◆ **Exercise description**
Tally the lines that contain the string "grid" and give the number by itself.

..............................

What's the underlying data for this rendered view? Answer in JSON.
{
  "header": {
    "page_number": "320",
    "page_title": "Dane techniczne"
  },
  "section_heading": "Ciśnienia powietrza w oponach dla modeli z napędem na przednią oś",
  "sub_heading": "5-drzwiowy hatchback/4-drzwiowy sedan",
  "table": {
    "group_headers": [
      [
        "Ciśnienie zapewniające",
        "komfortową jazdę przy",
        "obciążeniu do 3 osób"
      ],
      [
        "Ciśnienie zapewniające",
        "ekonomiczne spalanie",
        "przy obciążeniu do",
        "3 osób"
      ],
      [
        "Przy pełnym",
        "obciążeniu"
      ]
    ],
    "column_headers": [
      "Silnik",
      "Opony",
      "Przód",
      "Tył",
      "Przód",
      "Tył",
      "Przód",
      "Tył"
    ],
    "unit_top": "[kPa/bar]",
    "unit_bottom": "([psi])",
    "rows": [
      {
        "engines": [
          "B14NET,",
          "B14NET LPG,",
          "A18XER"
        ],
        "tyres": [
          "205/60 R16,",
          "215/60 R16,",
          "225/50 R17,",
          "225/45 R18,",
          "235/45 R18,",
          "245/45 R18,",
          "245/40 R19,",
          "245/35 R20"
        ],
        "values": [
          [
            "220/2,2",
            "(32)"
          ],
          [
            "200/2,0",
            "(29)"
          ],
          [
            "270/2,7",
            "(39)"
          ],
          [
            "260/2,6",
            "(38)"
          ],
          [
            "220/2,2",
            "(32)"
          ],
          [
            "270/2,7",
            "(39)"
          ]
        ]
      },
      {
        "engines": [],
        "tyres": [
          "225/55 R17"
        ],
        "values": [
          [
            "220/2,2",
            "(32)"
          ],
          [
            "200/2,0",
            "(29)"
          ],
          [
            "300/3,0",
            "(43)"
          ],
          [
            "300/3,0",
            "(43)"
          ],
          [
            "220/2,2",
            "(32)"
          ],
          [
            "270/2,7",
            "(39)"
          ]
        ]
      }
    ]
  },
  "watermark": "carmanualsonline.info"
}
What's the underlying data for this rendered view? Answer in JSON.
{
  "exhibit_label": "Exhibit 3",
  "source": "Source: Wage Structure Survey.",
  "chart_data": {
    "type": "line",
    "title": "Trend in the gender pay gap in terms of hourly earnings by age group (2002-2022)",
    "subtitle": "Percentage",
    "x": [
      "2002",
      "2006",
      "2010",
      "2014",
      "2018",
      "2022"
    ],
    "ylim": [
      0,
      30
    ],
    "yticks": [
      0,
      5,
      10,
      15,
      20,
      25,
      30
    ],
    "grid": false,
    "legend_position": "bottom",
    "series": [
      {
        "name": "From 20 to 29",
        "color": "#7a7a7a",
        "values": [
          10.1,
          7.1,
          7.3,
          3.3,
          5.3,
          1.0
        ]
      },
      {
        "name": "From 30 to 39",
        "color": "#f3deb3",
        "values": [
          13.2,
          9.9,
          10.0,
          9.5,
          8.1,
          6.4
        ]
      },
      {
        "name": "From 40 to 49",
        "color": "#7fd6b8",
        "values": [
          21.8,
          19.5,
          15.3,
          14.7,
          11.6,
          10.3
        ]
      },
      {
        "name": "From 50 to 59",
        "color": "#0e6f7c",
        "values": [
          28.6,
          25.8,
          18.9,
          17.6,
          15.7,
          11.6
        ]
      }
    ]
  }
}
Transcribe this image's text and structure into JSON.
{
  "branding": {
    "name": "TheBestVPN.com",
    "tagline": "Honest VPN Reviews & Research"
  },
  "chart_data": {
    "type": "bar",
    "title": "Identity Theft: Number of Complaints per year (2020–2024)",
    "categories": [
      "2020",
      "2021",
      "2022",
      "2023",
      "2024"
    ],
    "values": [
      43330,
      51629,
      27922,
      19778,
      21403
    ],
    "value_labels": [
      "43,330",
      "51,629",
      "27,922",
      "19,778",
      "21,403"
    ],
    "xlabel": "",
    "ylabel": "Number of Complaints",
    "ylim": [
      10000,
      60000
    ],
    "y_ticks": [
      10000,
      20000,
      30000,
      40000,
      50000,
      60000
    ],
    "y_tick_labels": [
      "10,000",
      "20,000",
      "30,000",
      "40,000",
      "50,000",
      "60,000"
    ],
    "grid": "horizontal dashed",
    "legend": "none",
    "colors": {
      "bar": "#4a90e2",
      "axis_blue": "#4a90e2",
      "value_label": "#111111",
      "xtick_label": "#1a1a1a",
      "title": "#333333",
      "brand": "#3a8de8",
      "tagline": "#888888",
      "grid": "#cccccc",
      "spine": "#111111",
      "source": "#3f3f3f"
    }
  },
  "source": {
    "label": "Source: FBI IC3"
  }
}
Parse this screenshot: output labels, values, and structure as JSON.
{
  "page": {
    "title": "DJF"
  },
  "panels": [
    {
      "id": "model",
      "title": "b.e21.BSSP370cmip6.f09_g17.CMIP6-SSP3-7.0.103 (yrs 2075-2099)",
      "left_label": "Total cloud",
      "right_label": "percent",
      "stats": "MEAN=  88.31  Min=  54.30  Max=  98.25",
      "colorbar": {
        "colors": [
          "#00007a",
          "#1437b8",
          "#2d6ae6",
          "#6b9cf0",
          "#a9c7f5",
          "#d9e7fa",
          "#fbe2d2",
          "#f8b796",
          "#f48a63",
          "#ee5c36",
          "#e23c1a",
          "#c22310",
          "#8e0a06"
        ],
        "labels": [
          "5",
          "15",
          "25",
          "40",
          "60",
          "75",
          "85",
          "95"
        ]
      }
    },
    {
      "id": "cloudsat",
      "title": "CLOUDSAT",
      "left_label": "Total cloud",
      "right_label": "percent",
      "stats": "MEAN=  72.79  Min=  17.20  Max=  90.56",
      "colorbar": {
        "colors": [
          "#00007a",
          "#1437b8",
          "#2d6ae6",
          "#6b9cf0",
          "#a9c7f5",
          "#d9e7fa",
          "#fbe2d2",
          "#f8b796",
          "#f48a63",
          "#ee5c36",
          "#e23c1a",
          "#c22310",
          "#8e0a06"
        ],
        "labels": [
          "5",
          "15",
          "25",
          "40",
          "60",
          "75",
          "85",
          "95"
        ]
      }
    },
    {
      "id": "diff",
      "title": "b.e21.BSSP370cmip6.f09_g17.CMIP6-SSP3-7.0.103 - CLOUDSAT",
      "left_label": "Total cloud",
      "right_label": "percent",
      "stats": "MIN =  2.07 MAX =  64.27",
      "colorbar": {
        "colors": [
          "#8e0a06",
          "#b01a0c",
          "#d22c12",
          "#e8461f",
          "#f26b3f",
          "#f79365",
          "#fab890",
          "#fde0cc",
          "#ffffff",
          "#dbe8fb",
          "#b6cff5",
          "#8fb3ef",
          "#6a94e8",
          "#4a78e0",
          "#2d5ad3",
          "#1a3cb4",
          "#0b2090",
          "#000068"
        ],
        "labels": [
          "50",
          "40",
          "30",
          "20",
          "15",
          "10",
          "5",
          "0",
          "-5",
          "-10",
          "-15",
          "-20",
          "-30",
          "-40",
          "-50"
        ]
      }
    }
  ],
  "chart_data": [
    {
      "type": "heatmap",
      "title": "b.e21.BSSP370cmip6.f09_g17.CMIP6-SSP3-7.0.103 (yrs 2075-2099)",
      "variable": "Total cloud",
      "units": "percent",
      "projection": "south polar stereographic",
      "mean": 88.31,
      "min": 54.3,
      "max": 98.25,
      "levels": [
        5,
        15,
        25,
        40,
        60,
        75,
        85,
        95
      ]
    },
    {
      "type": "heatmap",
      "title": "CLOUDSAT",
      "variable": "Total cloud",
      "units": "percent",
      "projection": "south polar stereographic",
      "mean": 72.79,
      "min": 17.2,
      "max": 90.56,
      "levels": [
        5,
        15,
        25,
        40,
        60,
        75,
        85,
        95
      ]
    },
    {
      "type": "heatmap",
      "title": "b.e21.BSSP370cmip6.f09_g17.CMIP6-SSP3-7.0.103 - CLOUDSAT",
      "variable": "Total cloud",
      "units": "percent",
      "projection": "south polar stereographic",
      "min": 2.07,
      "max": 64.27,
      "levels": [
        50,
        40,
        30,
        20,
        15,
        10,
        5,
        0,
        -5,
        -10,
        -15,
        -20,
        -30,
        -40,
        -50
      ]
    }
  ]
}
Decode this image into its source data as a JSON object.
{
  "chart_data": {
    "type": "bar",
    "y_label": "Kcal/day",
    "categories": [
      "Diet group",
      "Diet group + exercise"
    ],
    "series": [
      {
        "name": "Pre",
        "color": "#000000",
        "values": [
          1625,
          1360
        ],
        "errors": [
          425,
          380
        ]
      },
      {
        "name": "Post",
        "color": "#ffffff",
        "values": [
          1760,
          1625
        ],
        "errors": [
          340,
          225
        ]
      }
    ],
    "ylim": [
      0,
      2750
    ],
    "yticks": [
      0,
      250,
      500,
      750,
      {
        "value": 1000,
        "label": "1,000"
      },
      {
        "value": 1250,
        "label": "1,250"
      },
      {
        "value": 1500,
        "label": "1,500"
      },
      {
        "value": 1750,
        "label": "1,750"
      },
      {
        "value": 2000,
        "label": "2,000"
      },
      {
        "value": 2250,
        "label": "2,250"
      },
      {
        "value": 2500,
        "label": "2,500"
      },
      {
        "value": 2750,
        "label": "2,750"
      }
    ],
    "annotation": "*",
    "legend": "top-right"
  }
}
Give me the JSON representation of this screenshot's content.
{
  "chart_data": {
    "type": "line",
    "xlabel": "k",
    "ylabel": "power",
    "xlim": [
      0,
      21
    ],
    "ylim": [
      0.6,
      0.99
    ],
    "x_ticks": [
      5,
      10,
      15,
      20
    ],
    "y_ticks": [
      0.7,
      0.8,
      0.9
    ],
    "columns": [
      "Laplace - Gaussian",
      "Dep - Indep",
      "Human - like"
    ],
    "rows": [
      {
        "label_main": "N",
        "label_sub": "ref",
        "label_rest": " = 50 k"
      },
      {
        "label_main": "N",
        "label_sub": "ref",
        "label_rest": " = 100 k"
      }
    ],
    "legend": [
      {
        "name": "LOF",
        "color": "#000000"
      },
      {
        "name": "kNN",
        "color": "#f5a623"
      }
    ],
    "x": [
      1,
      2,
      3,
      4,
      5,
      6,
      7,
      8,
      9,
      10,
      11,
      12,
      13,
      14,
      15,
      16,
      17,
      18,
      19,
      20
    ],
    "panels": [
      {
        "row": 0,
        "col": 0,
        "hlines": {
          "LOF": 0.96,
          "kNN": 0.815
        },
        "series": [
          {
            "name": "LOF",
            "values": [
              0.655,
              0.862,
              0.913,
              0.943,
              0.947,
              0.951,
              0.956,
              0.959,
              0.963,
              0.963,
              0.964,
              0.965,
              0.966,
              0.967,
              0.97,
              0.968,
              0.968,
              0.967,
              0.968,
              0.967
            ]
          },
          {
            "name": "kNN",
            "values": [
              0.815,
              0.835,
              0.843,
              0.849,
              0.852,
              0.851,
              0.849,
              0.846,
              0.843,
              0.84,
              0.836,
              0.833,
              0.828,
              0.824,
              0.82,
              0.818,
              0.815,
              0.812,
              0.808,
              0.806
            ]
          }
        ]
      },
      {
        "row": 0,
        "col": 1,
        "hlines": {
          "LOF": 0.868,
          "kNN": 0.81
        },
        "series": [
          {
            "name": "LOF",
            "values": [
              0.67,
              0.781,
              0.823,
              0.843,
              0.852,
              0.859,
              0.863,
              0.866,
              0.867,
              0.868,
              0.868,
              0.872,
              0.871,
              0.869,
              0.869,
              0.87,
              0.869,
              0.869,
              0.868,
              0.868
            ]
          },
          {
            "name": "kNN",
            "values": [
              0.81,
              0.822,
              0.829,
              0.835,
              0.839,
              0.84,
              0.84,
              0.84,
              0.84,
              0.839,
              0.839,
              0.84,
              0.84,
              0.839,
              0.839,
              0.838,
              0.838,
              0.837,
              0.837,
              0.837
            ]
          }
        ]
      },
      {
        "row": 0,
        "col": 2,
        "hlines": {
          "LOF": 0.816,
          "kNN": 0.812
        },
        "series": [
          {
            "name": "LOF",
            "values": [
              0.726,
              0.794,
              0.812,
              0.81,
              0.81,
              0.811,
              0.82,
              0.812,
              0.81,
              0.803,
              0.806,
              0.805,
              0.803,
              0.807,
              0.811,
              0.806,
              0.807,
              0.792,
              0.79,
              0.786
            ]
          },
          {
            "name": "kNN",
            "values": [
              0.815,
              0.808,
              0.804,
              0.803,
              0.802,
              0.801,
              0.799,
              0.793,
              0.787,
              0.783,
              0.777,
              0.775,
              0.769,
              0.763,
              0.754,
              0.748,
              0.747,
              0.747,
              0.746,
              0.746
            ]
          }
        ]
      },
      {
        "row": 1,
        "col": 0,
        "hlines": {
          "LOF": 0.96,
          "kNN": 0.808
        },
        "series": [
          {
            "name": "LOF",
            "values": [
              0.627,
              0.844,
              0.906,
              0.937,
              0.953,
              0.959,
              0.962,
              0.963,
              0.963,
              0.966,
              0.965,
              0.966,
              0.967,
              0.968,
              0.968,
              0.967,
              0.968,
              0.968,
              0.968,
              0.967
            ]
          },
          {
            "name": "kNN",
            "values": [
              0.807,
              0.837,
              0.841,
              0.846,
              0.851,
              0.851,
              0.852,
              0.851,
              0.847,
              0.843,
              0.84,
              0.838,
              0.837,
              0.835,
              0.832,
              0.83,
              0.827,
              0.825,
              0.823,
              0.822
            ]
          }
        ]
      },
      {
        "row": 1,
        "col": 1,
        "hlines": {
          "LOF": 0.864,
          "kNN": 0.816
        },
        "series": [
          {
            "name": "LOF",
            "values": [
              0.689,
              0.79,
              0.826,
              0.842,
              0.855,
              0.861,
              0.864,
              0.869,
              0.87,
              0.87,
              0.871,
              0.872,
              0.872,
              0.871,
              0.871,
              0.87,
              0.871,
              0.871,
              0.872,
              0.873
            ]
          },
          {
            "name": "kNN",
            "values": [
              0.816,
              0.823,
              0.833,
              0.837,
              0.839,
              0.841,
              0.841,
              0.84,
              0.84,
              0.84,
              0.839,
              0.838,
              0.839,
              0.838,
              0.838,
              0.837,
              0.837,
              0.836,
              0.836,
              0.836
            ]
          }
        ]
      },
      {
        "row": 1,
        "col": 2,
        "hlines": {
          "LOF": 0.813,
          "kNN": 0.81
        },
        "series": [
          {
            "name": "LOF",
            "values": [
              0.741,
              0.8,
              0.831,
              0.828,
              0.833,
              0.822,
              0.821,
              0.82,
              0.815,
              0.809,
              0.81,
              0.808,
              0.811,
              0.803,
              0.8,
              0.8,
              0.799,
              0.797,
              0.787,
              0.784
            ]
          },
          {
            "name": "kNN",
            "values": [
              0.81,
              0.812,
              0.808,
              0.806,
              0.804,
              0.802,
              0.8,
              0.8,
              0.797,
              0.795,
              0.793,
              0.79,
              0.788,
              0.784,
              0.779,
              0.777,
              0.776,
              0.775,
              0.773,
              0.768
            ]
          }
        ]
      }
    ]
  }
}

..............................

◆ **Worked solution**
3